▸ Aim of the task
Send back the entries below exactly as they appear.

__________________________________________________

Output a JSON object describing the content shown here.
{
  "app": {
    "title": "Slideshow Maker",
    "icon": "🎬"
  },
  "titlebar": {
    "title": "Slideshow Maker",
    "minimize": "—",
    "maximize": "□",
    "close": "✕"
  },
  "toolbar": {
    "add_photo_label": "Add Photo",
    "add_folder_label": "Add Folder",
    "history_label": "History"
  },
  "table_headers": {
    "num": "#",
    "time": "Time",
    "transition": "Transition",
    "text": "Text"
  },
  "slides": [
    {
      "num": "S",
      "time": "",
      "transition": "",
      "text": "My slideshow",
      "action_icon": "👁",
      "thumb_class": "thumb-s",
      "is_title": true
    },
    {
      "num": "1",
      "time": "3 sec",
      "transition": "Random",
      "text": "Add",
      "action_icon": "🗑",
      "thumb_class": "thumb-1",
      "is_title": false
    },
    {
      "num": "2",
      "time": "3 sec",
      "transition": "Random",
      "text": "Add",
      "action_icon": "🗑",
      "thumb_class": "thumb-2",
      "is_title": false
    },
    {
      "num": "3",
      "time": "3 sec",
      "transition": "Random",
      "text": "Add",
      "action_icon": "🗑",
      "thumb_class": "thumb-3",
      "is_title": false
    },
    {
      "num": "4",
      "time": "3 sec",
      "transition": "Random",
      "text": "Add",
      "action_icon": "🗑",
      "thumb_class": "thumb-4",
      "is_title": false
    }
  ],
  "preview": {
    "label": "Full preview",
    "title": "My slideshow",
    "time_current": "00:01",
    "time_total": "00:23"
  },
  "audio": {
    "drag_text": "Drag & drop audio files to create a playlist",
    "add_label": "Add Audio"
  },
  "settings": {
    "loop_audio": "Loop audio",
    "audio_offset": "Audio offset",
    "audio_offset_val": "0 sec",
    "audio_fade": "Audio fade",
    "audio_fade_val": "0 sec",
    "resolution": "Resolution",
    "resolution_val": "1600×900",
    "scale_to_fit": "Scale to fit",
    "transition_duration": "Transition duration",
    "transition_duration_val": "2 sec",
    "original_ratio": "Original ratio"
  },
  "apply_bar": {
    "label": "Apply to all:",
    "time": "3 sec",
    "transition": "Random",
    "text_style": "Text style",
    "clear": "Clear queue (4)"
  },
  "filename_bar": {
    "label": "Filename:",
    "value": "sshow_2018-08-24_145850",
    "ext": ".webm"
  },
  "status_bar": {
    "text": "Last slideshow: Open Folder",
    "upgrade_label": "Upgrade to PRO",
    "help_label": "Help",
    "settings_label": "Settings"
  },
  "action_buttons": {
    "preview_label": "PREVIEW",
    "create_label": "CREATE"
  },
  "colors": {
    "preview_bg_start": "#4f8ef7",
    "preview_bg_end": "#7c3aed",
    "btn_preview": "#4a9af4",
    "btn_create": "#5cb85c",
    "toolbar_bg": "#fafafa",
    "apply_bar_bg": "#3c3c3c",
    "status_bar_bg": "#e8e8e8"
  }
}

__________________________________________________

▸ Output of the exercise
Output a JSON object describing the content shown here.
{
  "app": {
    "title": "Slideshow Maker",
    "icon": "🎬"
  },
  "titlebar": {
    "title": "Slideshow Maker",
    "minimize": "—",
    "maximize": "□",
    "close": "✕"
  },
  "toolbar": {
    "add_photo_label": "Add Photo",
    "add_folder_label": "Add Folder",
    "history_label": "History"
  },
  "table_headers": {
    "num": "#",
    "time": "Time",
    "transition": "Transition",
    "text": "Text"
  },
  "slides": [
    {
      "num": "S",
      "time": "",
      "transition": "",
      "text": "My slideshow",
      "action_icon": "👁",
      "thumb_class": "thumb-s",
      "is_title": true
    },
    {
      "num": "1",
      "time": "3 sec",
      "transition": "Random",
      "text": "Add",
      "action_icon": "🗑",
      "thumb_class": "thumb-1",
      "is_title": false
    },
    {
      "num": "2",
      "time": "3 sec",
      "transition": "Random",
      "text": "Add",
      "action_icon": "🗑",
      "thumb_class": "thumb-2",
      "is_title": false
    },
    {
      "num": "3",
      "time": "3 sec",
      "transition": "Random",
      "text": "Add",
      "action_icon": "🗑",
      "thumb_class": "thumb-3",
      "is_title": false
    },
    {
      "num": "4",
      "time": "3 sec",
      "transition": "Random",
      "text": "Add",
      "action_icon": "🗑",
      "thumb_class": "thumb-4",
      "is_title": false
    }
  ],
  "preview": {
    "label": "Full preview",
    "title": "My slideshow",
    "time_current": "00:01",
    "time_total": "00:23"
  },
  "audio": {
    "drag_text": "Drag & drop audio files to create a playlist",
    "add_label": "Add Audio"
  },
  "settings": {
    "loop_audio": "Loop audio",
    "audio_offset": "Audio offset",
    "audio_offset_val": "0 sec",
    "audio_fade": "Audio fade",
    "audio_fade_val": "0 sec",
    "resolution": "Resolution",
    "resolution_val": "1600×900",
    "scale_to_fit": "Scale to fit",
    "transition_duration": "Transition duration",
    "transition_duration_val": "2 sec",
    "original_ratio": "Original ratio"
  },
  "apply_bar": {
    "label": "Apply to all:",
    "time": "3 sec",
    "transition": "Random",
    "text_style": "Text style",
    "clear": "Clear queue (4)"
  },
  "filename_bar": {
    "label": "Filename:",
    "value": "sshow_2018-08-24_145850",
    "ext": ".webm"
  },
  "status_bar": {
    "text": "Last slideshow: Open Folder",
    "upgrade_label": "Upgrade to PRO",
    "help_label": "Help",
    "settings_label": "Settings"
  },
  "action_buttons": {
    "preview_label": "PREVIEW",
    "create_label": "CREATE"
  },
  "colors": {
    "preview_bg_start": "#4f8ef7",
    "preview_bg_end": "#7c3aed",
    "btn_preview": "#4a9af4",
    "btn_create": "#5cb85c",
    "toolbar_bg": "#fafafa",
    "apply_bar_bg": "#3c3c3c",
    "status_bar_bg": "#e8e8e8"
  }
}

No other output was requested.